Problem to work on> Select the lines below containing the word "Smith".

Rows from a dataset:
--- START ---

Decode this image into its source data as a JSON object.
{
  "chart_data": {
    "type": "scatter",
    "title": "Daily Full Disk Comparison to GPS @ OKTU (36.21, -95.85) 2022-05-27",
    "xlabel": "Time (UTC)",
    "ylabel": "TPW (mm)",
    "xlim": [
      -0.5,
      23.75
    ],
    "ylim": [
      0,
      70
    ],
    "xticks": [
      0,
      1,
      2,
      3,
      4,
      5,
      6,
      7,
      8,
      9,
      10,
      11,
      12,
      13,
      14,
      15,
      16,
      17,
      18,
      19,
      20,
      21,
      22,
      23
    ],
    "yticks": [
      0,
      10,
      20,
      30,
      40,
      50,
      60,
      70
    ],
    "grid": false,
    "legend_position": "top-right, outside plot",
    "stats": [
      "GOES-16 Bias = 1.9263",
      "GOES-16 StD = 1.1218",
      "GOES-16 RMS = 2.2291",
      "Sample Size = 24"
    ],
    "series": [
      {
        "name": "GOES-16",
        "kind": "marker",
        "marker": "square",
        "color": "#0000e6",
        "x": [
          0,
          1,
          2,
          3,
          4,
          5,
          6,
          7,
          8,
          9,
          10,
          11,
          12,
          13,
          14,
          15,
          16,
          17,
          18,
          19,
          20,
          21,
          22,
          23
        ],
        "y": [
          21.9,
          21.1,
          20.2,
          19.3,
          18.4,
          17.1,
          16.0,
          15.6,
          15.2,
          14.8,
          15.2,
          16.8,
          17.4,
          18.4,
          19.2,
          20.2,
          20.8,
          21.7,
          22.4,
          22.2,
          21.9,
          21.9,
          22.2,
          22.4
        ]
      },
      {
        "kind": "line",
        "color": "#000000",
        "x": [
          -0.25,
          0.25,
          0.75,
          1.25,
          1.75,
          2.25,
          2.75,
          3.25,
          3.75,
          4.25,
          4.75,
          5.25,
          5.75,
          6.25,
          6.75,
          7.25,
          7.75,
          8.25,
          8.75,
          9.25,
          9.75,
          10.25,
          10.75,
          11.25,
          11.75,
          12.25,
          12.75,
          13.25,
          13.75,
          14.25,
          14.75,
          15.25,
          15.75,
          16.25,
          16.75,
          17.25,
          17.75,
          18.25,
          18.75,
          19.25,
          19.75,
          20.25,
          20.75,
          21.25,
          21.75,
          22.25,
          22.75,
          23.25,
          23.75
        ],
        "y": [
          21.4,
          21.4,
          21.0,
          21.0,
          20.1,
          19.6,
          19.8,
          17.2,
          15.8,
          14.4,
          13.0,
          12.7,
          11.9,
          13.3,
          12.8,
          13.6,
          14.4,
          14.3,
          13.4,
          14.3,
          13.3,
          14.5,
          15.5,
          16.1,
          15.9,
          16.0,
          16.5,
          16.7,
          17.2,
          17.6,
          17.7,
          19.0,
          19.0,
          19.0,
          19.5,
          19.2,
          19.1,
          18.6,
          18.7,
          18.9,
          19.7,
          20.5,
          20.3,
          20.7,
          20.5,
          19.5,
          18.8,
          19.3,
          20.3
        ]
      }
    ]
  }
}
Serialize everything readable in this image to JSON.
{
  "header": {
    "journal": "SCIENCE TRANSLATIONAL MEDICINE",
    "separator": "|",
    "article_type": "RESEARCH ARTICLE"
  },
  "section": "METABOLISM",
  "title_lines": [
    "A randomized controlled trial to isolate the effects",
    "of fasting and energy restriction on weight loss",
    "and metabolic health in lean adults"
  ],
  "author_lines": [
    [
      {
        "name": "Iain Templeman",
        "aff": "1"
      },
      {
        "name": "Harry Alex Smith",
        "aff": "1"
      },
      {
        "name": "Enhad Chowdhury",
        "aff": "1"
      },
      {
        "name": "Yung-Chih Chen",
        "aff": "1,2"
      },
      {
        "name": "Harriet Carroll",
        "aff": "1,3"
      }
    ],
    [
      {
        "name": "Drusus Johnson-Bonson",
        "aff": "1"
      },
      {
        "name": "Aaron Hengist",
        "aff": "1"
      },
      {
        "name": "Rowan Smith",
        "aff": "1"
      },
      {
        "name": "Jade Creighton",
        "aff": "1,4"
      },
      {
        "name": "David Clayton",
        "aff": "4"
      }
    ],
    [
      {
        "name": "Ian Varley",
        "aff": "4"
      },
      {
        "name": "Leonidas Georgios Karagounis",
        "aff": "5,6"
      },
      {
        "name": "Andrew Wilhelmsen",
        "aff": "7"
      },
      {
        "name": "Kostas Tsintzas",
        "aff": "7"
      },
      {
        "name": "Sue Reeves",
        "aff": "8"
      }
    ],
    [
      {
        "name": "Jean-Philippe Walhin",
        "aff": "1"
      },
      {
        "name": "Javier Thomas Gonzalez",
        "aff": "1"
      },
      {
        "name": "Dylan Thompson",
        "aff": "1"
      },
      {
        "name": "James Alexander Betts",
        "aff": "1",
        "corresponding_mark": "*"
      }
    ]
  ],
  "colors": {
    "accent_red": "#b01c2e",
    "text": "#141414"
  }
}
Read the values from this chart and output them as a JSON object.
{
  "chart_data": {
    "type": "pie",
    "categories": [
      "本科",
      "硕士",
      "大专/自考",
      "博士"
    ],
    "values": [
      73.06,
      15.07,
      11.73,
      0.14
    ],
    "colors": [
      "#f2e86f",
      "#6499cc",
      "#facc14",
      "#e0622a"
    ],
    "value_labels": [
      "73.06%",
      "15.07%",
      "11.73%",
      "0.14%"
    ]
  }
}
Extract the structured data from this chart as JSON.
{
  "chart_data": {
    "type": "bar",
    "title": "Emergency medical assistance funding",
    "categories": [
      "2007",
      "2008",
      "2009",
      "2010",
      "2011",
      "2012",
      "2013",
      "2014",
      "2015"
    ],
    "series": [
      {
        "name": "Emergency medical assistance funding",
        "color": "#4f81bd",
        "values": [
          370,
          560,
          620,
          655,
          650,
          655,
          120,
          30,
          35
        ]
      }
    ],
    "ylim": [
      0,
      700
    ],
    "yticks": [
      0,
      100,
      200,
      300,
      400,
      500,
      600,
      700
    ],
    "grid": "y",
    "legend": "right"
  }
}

--- END ---

Output for this exercise>
        "name": "Harry Alex Smith",
        "name": "Rowan Smith",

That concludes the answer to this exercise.